◆ УСЛОВИЕ ЗАДАНИЯ:
Пожалуйста, перечислите все небесные тела, которые названы по имени в отрывке о смещении земной оси.

◆ ОТРЫВОК:
----------------------------------------

Приходится сожалеть лишь о том, что археологи не оказались столь же внимательны к постижению астрономами небесных явлений. Случись иначе, они, быть может, познали бы значительно раньше нечто пригодное для изучения отдельных «аспектов» своих памятников…
Интерес К. Фламмариона к эпохе, восходящей к 25-му тысячелетию тому назад, определялся, в частности, близостью этой почтенной суммы лет к одному из самых продолжительных и захватывающе интересных в астрономии временных циклов — периоду смещения полюса, т. е. точки, где с небесным сводом соприкасается мысленно продолженная земная ось. Смещение определяется тем обстоятельством, что сама она, невидимая ось, из-за вращения Земли медленно (по аналогии с волчком) перемещается, описывая в пространстве конус. Но волчком конус описывается за немногие секунды, тогда как перемещение земной оси, а значит, и полюса между звездами завершается за 25 729 лет.
Это круговое «покачивание» (движение около себя самой в направлении, обратном вращательному суточному движению) относительно быстро вращающейся Земли вызывается действием на ее экваториальную область Солнца и Луны и приводит к тому, что точка весеннего равноденствия смещается по небесному экватору с востока на запад на 50″ дуги в год, а весеннее Солнце соответственно постепенно перекочевывает из одного зодиакального созвездия в другое.

----------------------------------------

◆ ИСХОДНЫЕ МАТЕРИАЛЫ:
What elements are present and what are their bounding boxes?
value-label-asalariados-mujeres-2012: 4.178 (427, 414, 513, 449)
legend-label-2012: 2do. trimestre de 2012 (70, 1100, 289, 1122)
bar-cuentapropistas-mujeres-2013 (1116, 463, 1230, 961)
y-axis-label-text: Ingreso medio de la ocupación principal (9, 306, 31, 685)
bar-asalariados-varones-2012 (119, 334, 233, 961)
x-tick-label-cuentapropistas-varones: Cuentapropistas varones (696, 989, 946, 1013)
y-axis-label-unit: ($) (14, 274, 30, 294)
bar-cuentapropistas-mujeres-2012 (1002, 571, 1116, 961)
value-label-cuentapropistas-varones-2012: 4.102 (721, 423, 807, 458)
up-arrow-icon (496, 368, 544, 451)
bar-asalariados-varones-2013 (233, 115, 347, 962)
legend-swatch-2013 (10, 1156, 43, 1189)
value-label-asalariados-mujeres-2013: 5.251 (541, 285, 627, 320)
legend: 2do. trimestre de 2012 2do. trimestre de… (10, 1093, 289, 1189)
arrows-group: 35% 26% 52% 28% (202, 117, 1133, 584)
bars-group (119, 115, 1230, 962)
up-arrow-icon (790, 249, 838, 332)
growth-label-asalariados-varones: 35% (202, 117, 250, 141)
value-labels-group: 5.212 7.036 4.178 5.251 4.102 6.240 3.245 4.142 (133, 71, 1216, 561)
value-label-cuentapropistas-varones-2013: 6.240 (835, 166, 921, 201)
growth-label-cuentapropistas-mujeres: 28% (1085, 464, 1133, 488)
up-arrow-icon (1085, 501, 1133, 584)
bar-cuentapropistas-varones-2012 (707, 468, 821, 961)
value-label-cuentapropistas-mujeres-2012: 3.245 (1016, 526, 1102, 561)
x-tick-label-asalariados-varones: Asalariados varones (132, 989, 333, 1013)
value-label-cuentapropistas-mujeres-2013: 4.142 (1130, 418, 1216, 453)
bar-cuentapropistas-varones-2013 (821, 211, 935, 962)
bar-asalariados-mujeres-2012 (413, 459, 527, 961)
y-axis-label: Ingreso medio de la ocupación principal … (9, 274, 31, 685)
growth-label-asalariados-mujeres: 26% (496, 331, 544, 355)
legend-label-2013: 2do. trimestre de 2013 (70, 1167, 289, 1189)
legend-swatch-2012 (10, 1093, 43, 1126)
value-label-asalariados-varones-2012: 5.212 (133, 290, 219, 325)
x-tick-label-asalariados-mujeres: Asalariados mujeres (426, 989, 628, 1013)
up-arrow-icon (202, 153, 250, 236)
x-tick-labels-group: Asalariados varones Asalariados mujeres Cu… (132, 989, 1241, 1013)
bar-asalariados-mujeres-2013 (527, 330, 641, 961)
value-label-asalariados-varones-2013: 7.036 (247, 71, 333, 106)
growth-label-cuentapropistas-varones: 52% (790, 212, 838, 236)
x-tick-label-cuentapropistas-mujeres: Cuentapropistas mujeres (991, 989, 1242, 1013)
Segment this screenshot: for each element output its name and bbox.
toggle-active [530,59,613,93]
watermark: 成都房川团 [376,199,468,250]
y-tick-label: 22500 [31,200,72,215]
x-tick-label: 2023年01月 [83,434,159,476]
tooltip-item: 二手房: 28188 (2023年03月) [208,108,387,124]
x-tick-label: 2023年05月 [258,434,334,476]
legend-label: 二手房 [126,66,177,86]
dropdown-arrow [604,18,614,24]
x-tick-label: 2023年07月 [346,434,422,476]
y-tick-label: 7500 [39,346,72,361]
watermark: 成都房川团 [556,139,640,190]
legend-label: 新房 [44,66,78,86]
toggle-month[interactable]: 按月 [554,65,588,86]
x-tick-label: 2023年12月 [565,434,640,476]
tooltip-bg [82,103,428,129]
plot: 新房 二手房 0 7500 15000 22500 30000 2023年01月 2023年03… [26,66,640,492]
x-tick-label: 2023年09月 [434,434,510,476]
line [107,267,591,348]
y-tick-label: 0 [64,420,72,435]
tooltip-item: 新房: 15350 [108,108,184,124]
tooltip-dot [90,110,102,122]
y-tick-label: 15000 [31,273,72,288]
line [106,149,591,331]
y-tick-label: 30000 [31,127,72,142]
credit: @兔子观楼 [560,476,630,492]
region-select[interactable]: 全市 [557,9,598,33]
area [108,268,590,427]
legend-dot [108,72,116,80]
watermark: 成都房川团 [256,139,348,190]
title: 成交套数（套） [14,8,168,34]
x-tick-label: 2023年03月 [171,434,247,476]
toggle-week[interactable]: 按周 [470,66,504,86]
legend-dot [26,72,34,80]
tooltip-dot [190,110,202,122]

----------------------------------------

◆ ОТВЕТ К ЗАДАНИЮ:
Земля, Солнце, Луна.